▶ **Stated task**
Please write the listing below out again exactly, leaving every picture behind.

▶ **Stored data**
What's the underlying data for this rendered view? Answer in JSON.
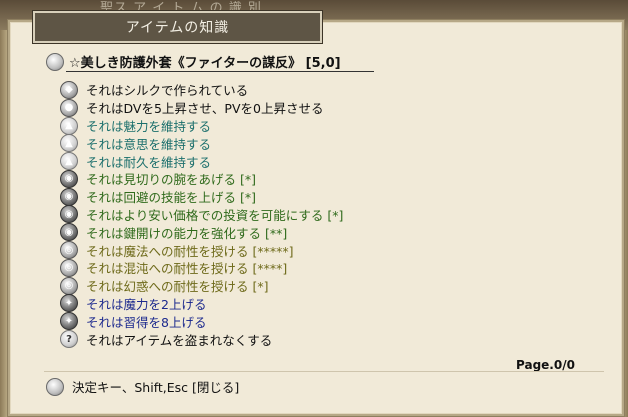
{
  "window": {
    "behind_title": "聖ス ア イ ト ム の 識 別",
    "title": "アイテムの知識"
  },
  "item": {
    "name": "☆美しき防護外套《ファイターの謀反》 [5,0]"
  },
  "properties": [
    {
      "text": "それはシルクで作られている",
      "color": "black",
      "icon": "gray-diamond-icon"
    },
    {
      "text": "それはDVを5上昇させ、PVを0上昇させる",
      "color": "black",
      "icon": "gray-shield-icon"
    },
    {
      "text": "それは魅力を維持する",
      "color": "teal",
      "icon": "light-body-icon"
    },
    {
      "text": "それは意思を維持する",
      "color": "teal",
      "icon": "light-body-icon"
    },
    {
      "text": "それは耐久を維持する",
      "color": "teal",
      "icon": "light-body-icon"
    },
    {
      "text": "それは見切りの腕をあげる [*]",
      "color": "green",
      "icon": "dark-skill-icon"
    },
    {
      "text": "それは回避の技能を上げる [*]",
      "color": "green",
      "icon": "dark-skill-icon"
    },
    {
      "text": "それはより安い価格での投資を可能にする [*]",
      "color": "green",
      "icon": "dark-skill-icon"
    },
    {
      "text": "それは鍵開けの能力を強化する [**]",
      "color": "green",
      "icon": "dark-skill-icon"
    },
    {
      "text": "それは魔法への耐性を授ける [*****]",
      "color": "olive",
      "icon": "gray-resist-icon"
    },
    {
      "text": "それは混沌への耐性を授ける [****]",
      "color": "olive",
      "icon": "gray-resist-icon"
    },
    {
      "text": "それは幻惑への耐性を授ける [*]",
      "color": "olive",
      "icon": "gray-resist-icon"
    },
    {
      "text": "それは魔力を2上げる",
      "color": "blue",
      "icon": "dark-attribute-icon"
    },
    {
      "text": "それは習得を8上げる",
      "color": "blue",
      "icon": "dark-attribute-icon"
    },
    {
      "text": "それはアイテムを盗まれなくする",
      "color": "black",
      "icon": "dark-special-icon"
    }
  ],
  "page_indicator": "Page.0/0",
  "footer": {
    "hint": "決定キー、Shift,Esc [閉じる]"
  }
}
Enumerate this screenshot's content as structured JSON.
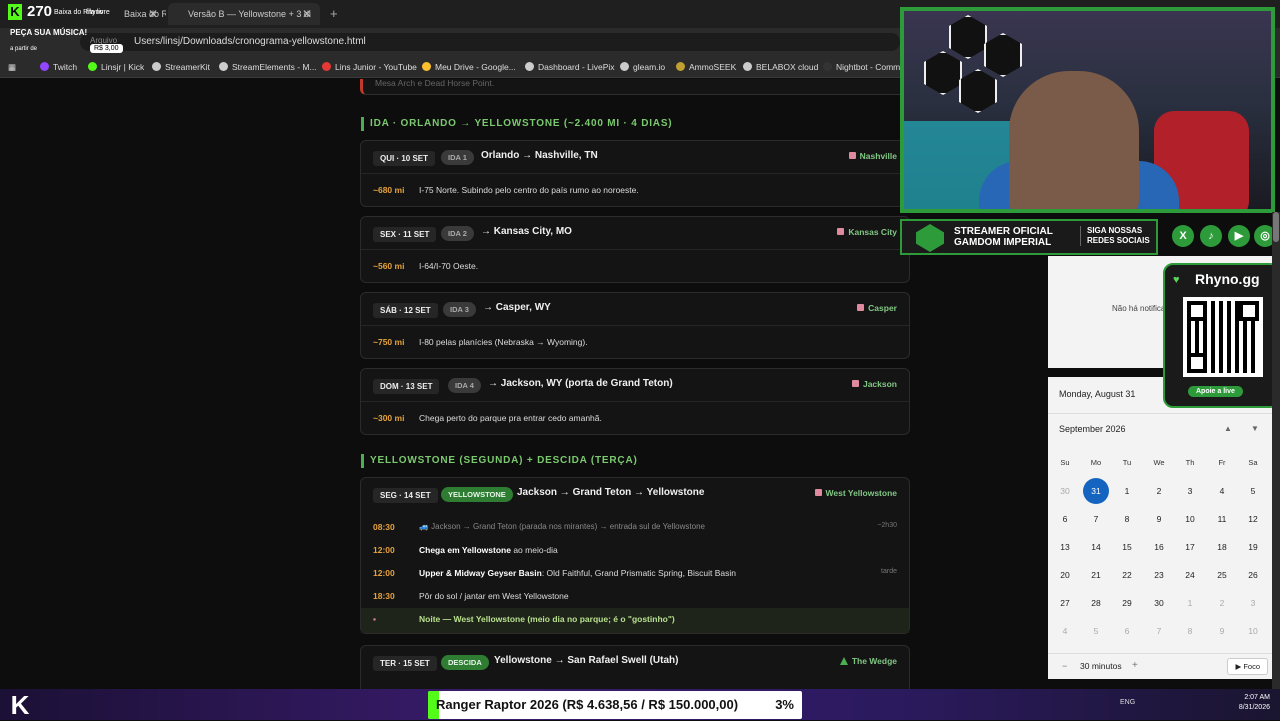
{
  "browser": {
    "tabs": [
      {
        "label": "Baixa do Rhyno • Flórida e Parque"
      },
      {
        "label": "Versão B — Yellowstone + 3 di"
      }
    ],
    "url": "Users/linsj/Downloads/cronograma-yellowstone.html",
    "file_prefix": "Arquivo",
    "bookmarks": [
      "Twitch",
      "Linsjr | Kick",
      "StreamerKit",
      "StreamElements - M...",
      "Lins Junior - YouTube",
      "Meu Drive - Google...",
      "Dashboard - LivePix",
      "gleam.io",
      "AmmoSEEK",
      "BELABOX cloud",
      "Nightbot - Comm"
    ]
  },
  "kick_overlay": {
    "count": "270",
    "channel": "Baixa do Rhyno",
    "queue": "fila livre",
    "request": "PEÇA SUA MÚSICA!",
    "from": "a partir de",
    "price": "R$ 3,00"
  },
  "prev_card_text": "Mesa Arch e Dead Horse Point.",
  "sections": [
    {
      "title": "IDA · ORLANDO → YELLOWSTONE (~2.400 MI · 4 DIAS)"
    },
    {
      "title": "YELLOWSTONE (SEGUNDA) + DESCIDA (TERÇA)"
    }
  ],
  "days": [
    {
      "date": "QUI · 10 SET",
      "tag": "IDA 1",
      "title": "Orlando → Nashville, TN",
      "location": "Nashville",
      "miles": "~680 mi",
      "desc": "I-75 Norte. Subindo pelo centro do país rumo ao noroeste."
    },
    {
      "date": "SEX · 11 SET",
      "tag": "IDA 2",
      "title": "→ Kansas City, MO",
      "location": "Kansas City",
      "miles": "~560 mi",
      "desc": "I-64/I-70 Oeste."
    },
    {
      "date": "SÁB · 12 SET",
      "tag": "IDA 3",
      "title": "→ Casper, WY",
      "location": "Casper",
      "miles": "~750 mi",
      "desc": "I-80 pelas planícies (Nebraska → Wyoming)."
    },
    {
      "date": "DOM · 13 SET",
      "tag": "IDA 4",
      "title": "→ Jackson, WY (porta de Grand Teton)",
      "location": "Jackson",
      "miles": "~300 mi",
      "desc": "Chega perto do parque pra entrar cedo amanhã."
    }
  ],
  "yellowstone_day": {
    "date": "SEG · 14 SET",
    "tag": "YELLOWSTONE",
    "title": "Jackson → Grand Teton → Yellowstone",
    "location": "West Yellowstone",
    "rows": [
      {
        "time": "08:30",
        "desc": "🚙 Jackson → Grand Teton (parada nos mirantes) → entrada sul de Yellowstone",
        "right": "~2h30"
      },
      {
        "time": "12:00",
        "bold": "Chega em Yellowstone",
        "desc": " ao meio-dia",
        "right": ""
      },
      {
        "time": "12:00",
        "bold": "Upper & Midway Geyser Basin",
        "desc": ": Old Faithful, Grand Prismatic Spring, Biscuit Basin",
        "right": "tarde"
      },
      {
        "time": "18:30",
        "bold": "",
        "desc": "Pôr do sol / jantar em West Yellowstone",
        "right": ""
      }
    ],
    "night": "Noite — West Yellowstone (meio dia no parque; é o \"gostinho\")"
  },
  "descida_day": {
    "date": "TER · 15 SET",
    "tag": "DESCIDA",
    "title": "Yellowstone → San Rafael Swell (Utah)",
    "location": "The Wedge"
  },
  "stream_overlay": {
    "banner_left": [
      "STREAMER OFICIAL",
      "GAMDOM IMPERIAL"
    ],
    "banner_right": [
      "SIGA NOSSAS",
      "REDES SOCIAIS"
    ],
    "rhyno_name": "Rhyno.gg",
    "rhyno_button": "Apoie a live"
  },
  "notifications": {
    "empty": "Não há notificações"
  },
  "calendar": {
    "today_header": "Monday, August 31",
    "month": "September 2026",
    "weekdays": [
      "Su",
      "Mo",
      "Tu",
      "We",
      "Th",
      "Fr",
      "Sa"
    ],
    "weeks": [
      [
        "30",
        "31",
        "1",
        "2",
        "3",
        "4",
        "5"
      ],
      [
        "6",
        "7",
        "8",
        "9",
        "10",
        "11",
        "12"
      ],
      [
        "13",
        "14",
        "15",
        "16",
        "17",
        "18",
        "19"
      ],
      [
        "20",
        "21",
        "22",
        "23",
        "24",
        "25",
        "26"
      ],
      [
        "27",
        "28",
        "29",
        "30",
        "1",
        "2",
        "3"
      ],
      [
        "4",
        "5",
        "6",
        "7",
        "8",
        "9",
        "10"
      ]
    ],
    "focus_minutes": "30 minutos",
    "focus_button": "Foco"
  },
  "goal": {
    "label": "Ranger Raptor 2026 (R$ 4.638,56 / R$ 150.000,00)",
    "percent_text": "3%",
    "progress": 0.03
  },
  "taskbar": {
    "time": "2:07 AM",
    "date": "8/31/2026",
    "lang": "ENG"
  },
  "colors": {
    "accent_green": "#53fc18",
    "section_green": "#7bc96f",
    "time_orange": "#e6a23c",
    "today_blue": "#1565c0"
  }
}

▶ **Final answer**
What's the underlying data for this rendered view? Answer in JSON.
{
  "window": {
    "behind_title": "聖ス ア イ ト ム の 識 別",
    "title": "アイテムの知識"
  },
  "item": {
    "name": "☆美しき防護外套《ファイターの謀反》 [5,0]"
  },
  "properties": [
    {
      "text": "それはシルクで作られている",
      "color": "black",
      "icon": "gray-diamond-icon"
    },
    {
      "text": "それはDVを5上昇させ、PVを0上昇させる",
      "color": "black",
      "icon": "gray-shield-icon"
    },
    {
      "text": "それは魅力を維持する",
      "color": "teal",
      "icon": "light-body-icon"
    },
    {
      "text": "それは意思を維持する",
      "color": "teal",
      "icon": "light-body-icon"
    },
    {
      "text": "それは耐久を維持する",
      "color": "teal",
      "icon": "light-body-icon"
    },
    {
      "text": "それは見切りの腕をあげる [*]",
      "color": "green",
      "icon": "dark-skill-icon"
    },
    {
      "text": "それは回避の技能を上げる [*]",
      "color": "green",
      "icon": "dark-skill-icon"
    },
    {
      "text": "それはより安い価格での投資を可能にする [*]",
      "color": "green",
      "icon": "dark-skill-icon"
    },
    {
      "text": "それは鍵開けの能力を強化する [**]",
      "color": "green",
      "icon": "dark-skill-icon"
    },
    {
      "text": "それは魔法への耐性を授ける [*****]",
      "color": "olive",
      "icon": "gray-resist-icon"
    },
    {
      "text": "それは混沌への耐性を授ける [****]",
      "color": "olive",
      "icon": "gray-resist-icon"
    },
    {
      "text": "それは幻惑への耐性を授ける [*]",
      "color": "olive",
      "icon": "gray-resist-icon"
    },
    {
      "text": "それは魔力を2上げる",
      "color": "blue",
      "icon": "dark-attribute-icon"
    },
    {
      "text": "それは習得を8上げる",
      "color": "blue",
      "icon": "dark-attribute-icon"
    },
    {
      "text": "それはアイテムを盗まれなくする",
      "color": "black",
      "icon": "dark-special-icon"
    }
  ],
  "page_indicator": "Page.0/0",
  "footer": {
    "hint": "決定キー、Shift,Esc [閉じる]"
  }
}
Enumerate this screenshot's content as structured JSON.
{
  "browser": {
    "tabs": [
      {
        "label": "Baixa do Rhyno • Flórida e Parque"
      },
      {
        "label": "Versão B — Yellowstone + 3 di"
      }
    ],
    "url": "Users/linsj/Downloads/cronograma-yellowstone.html",
    "file_prefix": "Arquivo",
    "bookmarks": [
      "Twitch",
      "Linsjr | Kick",
      "StreamerKit",
      "StreamElements - M...",
      "Lins Junior - YouTube",
      "Meu Drive - Google...",
      "Dashboard - LivePix",
      "gleam.io",
      "AmmoSEEK",
      "BELABOX cloud",
      "Nightbot - Comm"
    ]
  },
  "kick_overlay": {
    "count": "270",
    "channel": "Baixa do Rhyno",
    "queue": "fila livre",
    "request": "PEÇA SUA MÚSICA!",
    "from": "a partir de",
    "price": "R$ 3,00"
  },
  "prev_card_text": "Mesa Arch e Dead Horse Point.",
  "sections": [
    {
      "title": "IDA · ORLANDO → YELLOWSTONE (~2.400 MI · 4 DIAS)"
    },
    {
      "title": "YELLOWSTONE (SEGUNDA) + DESCIDA (TERÇA)"
    }
  ],
  "days": [
    {
      "date": "QUI · 10 SET",
      "tag": "IDA 1",
      "title": "Orlando → Nashville, TN",
      "location": "Nashville",
      "miles": "~680 mi",
      "desc": "I-75 Norte. Subindo pelo centro do país rumo ao noroeste."
    },
    {
      "date": "SEX · 11 SET",
      "tag": "IDA 2",
      "title": "→ Kansas City, MO",
      "location": "Kansas City",
      "miles": "~560 mi",
      "desc": "I-64/I-70 Oeste."
    },
    {
      "date": "SÁB · 12 SET",
      "tag": "IDA 3",
      "title": "→ Casper, WY",
      "location": "Casper",
      "miles": "~750 mi",
      "desc": "I-80 pelas planícies (Nebraska → Wyoming)."
    },
    {
      "date": "DOM · 13 SET",
      "tag": "IDA 4",
      "title": "→ Jackson, WY (porta de Grand Teton)",
      "location": "Jackson",
      "miles": "~300 mi",
      "desc": "Chega perto do parque pra entrar cedo amanhã."
    }
  ],
  "yellowstone_day": {
    "date": "SEG · 14 SET",
    "tag": "YELLOWSTONE",
    "title": "Jackson → Grand Teton → Yellowstone",
    "location": "West Yellowstone",
    "rows": [
      {
        "time": "08:30",
        "desc": "🚙 Jackson → Grand Teton (parada nos mirantes) → entrada sul de Yellowstone",
        "right": "~2h30"
      },
      {
        "time": "12:00",
        "bold": "Chega em Yellowstone",
        "desc": " ao meio-dia",
        "right": ""
      },
      {
        "time": "12:00",
        "bold": "Upper & Midway Geyser Basin",
        "desc": ": Old Faithful, Grand Prismatic Spring, Biscuit Basin",
        "right": "tarde"
      },
      {
        "time": "18:30",
        "bold": "",
        "desc": "Pôr do sol / jantar em West Yellowstone",
        "right": ""
      }
    ],
    "night": "Noite — West Yellowstone (meio dia no parque; é o \"gostinho\")"
  },
  "descida_day": {
    "date": "TER · 15 SET",
    "tag": "DESCIDA",
    "title": "Yellowstone → San Rafael Swell (Utah)",
    "location": "The Wedge"
  },
  "stream_overlay": {
    "banner_left": [
      "STREAMER OFICIAL",
      "GAMDOM IMPERIAL"
    ],
    "banner_right": [
      "SIGA NOSSAS",
      "REDES SOCIAIS"
    ],
    "rhyno_name": "Rhyno.gg",
    "rhyno_button": "Apoie a live"
  },
  "notifications": {
    "empty": "Não há notificações"
  },
  "calendar": {
    "today_header": "Monday, August 31",
    "month": "September 2026",
    "weekdays": [
      "Su",
      "Mo",
      "Tu",
      "We",
      "Th",
      "Fr",
      "Sa"
    ],
    "weeks": [
      [
        "30",
        "31",
        "1",
        "2",
        "3",
        "4",
        "5"
      ],
      [
        "6",
        "7",
        "8",
        "9",
        "10",
        "11",
        "12"
      ],
      [
        "13",
        "14",
        "15",
        "16",
        "17",
        "18",
        "19"
      ],
      [
        "20",
        "21",
        "22",
        "23",
        "24",
        "25",
        "26"
      ],
      [
        "27",
        "28",
        "29",
        "30",
        "1",
        "2",
        "3"
      ],
      [
        "4",
        "5",
        "6",
        "7",
        "8",
        "9",
        "10"
      ]
    ],
    "focus_minutes": "30 minutos",
    "focus_button": "Foco"
  },
  "goal": {
    "label": "Ranger Raptor 2026 (R$ 4.638,56 / R$ 150.000,00)",
    "percent_text": "3%",
    "progress": 0.03
  },
  "taskbar": {
    "time": "2:07 AM",
    "date": "8/31/2026",
    "lang": "ENG"
  },
  "colors": {
    "accent_green": "#53fc18",
    "section_green": "#7bc96f",
    "time_orange": "#e6a23c",
    "today_blue": "#1565c0"
  }
}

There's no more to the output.